What is expected:
Check each line for the string "Predicted", then give only how many lines have it.

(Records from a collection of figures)
§ §

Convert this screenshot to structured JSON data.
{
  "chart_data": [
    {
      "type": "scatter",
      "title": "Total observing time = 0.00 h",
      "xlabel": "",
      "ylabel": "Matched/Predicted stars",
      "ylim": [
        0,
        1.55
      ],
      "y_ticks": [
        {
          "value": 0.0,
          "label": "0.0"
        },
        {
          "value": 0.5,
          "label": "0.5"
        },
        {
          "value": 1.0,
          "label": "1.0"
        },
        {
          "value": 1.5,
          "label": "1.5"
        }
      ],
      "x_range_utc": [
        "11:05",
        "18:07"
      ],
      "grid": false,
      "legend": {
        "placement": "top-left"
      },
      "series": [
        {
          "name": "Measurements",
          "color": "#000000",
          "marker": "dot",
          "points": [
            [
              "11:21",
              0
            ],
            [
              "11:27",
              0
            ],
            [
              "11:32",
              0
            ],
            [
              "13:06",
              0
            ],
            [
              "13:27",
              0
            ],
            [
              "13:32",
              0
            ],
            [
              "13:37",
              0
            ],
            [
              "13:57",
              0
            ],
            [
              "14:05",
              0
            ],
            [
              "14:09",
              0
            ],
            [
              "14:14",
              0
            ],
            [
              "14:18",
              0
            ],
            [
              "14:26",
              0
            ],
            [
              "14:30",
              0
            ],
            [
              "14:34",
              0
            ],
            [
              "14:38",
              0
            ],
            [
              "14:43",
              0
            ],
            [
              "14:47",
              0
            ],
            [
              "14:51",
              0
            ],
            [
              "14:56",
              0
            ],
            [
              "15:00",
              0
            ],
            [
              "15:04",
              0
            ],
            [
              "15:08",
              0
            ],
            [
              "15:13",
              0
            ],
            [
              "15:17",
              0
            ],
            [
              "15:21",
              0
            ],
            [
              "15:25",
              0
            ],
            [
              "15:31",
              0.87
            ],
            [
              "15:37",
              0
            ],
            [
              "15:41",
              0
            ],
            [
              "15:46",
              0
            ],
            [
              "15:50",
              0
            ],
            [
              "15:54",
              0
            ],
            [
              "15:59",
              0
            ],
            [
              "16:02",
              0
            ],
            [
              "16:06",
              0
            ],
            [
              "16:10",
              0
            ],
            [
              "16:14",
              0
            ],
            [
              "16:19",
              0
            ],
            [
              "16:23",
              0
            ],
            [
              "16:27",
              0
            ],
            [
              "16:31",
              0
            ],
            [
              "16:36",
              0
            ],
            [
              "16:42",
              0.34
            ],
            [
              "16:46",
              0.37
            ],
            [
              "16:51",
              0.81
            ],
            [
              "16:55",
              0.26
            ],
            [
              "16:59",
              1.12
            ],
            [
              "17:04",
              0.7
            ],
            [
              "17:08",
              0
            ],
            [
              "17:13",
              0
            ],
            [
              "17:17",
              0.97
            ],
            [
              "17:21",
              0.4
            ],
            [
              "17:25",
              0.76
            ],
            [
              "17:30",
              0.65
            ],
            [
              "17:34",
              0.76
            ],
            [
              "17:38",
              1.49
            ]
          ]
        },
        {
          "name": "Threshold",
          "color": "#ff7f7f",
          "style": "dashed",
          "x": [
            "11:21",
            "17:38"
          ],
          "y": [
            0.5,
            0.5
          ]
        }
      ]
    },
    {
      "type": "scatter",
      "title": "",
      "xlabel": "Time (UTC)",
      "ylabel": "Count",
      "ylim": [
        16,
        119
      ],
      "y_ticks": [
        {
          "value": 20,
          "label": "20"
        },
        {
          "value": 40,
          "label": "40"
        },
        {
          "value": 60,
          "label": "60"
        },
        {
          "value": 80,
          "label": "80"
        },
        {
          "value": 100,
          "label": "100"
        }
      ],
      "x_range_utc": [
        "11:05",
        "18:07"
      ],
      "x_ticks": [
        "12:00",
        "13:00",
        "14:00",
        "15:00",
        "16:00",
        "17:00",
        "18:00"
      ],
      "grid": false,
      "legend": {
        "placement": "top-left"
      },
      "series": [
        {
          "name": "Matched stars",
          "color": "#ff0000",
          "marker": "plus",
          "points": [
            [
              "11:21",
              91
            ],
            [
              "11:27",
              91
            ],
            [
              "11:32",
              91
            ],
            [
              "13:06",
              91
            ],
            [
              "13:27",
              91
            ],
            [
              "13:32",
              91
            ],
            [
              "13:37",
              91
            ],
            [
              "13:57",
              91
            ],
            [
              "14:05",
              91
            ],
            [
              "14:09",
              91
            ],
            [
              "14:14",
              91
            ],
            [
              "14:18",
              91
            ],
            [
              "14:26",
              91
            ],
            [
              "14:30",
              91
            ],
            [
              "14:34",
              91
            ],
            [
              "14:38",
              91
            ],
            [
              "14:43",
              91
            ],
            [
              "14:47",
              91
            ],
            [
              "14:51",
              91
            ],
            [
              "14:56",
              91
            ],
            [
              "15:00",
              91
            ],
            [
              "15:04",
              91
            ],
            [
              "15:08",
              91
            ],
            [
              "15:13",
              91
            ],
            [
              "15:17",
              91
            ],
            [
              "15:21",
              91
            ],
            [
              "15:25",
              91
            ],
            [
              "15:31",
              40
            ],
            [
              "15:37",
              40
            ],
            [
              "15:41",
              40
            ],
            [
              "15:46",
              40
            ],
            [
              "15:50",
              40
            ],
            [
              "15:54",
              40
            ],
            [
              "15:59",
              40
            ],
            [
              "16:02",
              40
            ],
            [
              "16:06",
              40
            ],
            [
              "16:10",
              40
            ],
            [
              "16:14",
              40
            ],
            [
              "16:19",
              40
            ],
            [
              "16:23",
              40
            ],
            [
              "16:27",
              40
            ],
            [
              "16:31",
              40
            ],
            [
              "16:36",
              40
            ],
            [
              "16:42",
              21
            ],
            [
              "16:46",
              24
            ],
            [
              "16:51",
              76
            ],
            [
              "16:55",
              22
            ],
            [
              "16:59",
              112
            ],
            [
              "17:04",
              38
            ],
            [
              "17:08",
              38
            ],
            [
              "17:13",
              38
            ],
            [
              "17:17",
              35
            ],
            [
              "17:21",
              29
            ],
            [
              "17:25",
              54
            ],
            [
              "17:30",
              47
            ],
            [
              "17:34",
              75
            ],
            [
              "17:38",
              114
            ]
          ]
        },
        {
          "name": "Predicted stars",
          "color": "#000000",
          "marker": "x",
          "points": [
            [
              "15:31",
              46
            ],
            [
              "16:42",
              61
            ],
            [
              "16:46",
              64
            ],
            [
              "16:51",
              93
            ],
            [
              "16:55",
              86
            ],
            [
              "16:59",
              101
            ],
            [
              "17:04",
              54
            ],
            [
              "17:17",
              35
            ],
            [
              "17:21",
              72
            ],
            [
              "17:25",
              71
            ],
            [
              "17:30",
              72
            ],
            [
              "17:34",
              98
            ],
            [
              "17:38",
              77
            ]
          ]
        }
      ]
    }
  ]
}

§ §

Task output:
2